§ **WHAT IS NEEDED**
From the text on scanning documents with a Mac, list every file size it mentions, in the order they appear.

§ **TEXT EXTRACT**
Mac Scan

Tonight I finally got around to change from windows to mac for the scanning of documents. I tend to scan important documents and store them in electronic format in a safe place. It took quite some time to find the correct settings to use.

On windows I used the office document manager that you can install as an optional component in office. I store the contents into tiff. The nice thing was that it automatically performed OCR on the documents (even in Dutch) and I could enable an indexer for tif (or tiff) files. This made it possible to search on these files and also copy-paste directly from the documents.

So the first thing I tried on the Mac was to scan documents. OCR does not seem to come out of the box for the Mac. For my HP 4200 printer I downloaded the HP device manager/HP Scan Pro.

Then I scanned some documents, you can select PDF or TIF. The documents that I saved were rather large in size: more than 500kb each for grayscale (8 bit) at 100 resolution. The “TIFF to preview” option in HP Scan Pro with grayscale at 150 resolution and ‘medium’ sharpness is being calculated at 2.6Mb. That was a big contrast with the scans from windows, where 1 page documents were around 40kb each.

Just now I found the trick. When scanning is done and the tiff file is opened in Preview, you can choose “save as” and there you select the compression to use when saving the tiff file. Choosing “LZW” compresses the tiff file from 2.1Mb into a 144kb file. Quite acceptable. This is for 8-bit grayscale at 150 resolution.

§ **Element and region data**
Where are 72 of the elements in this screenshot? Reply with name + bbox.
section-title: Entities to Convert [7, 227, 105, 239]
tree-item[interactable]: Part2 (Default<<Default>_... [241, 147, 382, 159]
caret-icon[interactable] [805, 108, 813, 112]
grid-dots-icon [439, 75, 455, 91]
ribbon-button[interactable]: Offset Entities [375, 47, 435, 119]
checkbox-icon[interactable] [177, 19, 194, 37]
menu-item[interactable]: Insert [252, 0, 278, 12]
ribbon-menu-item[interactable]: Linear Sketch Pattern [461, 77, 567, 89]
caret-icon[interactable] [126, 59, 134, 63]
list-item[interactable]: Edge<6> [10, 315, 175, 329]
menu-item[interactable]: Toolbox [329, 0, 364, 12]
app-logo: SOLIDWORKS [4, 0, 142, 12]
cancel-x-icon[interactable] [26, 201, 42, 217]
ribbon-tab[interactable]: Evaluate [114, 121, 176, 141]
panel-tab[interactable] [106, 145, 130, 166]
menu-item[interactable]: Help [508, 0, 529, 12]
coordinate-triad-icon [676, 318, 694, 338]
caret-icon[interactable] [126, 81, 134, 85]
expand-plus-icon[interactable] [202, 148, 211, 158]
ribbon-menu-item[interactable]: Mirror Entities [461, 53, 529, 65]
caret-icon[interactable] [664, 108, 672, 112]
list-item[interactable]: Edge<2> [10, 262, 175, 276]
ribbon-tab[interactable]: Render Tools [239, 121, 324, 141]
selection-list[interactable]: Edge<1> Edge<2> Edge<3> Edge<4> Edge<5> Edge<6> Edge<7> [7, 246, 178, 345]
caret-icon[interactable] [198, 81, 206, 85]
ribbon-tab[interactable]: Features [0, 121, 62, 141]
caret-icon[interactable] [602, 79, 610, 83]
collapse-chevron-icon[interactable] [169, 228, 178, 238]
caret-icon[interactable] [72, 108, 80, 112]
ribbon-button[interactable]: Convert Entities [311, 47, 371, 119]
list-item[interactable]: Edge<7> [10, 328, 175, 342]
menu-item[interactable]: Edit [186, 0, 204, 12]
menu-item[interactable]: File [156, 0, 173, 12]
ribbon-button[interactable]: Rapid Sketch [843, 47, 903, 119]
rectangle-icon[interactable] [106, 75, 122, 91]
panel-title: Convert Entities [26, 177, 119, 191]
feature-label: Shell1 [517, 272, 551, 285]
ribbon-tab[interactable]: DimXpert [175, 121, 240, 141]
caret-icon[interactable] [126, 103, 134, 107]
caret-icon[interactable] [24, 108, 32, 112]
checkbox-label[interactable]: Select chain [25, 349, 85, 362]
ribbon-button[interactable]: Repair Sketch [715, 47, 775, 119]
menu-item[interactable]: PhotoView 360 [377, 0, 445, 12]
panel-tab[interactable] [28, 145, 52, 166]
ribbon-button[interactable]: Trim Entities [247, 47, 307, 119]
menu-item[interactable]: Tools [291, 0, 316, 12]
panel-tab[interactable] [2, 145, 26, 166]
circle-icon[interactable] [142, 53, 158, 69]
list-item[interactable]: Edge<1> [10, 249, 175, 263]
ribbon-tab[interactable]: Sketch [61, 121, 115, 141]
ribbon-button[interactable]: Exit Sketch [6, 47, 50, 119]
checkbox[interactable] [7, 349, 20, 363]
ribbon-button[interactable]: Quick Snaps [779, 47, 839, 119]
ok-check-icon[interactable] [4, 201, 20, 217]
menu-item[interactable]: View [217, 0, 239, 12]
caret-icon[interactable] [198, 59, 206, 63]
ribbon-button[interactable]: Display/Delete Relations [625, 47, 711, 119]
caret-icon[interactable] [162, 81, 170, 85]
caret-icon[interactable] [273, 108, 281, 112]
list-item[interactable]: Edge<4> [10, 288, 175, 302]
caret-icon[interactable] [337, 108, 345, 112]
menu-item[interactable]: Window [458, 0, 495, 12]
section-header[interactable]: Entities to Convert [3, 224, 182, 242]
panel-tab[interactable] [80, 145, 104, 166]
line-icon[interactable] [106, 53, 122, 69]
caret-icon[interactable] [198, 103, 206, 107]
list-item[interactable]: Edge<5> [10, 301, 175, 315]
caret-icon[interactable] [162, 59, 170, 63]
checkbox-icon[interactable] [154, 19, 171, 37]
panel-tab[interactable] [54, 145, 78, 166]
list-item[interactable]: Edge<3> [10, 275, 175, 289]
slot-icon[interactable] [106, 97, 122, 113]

§ **SOLUTION TO THE PROBLEM**
- more than 500kb
- 2.6Mb
- around 40kb
- 2.1Mb
- 144kb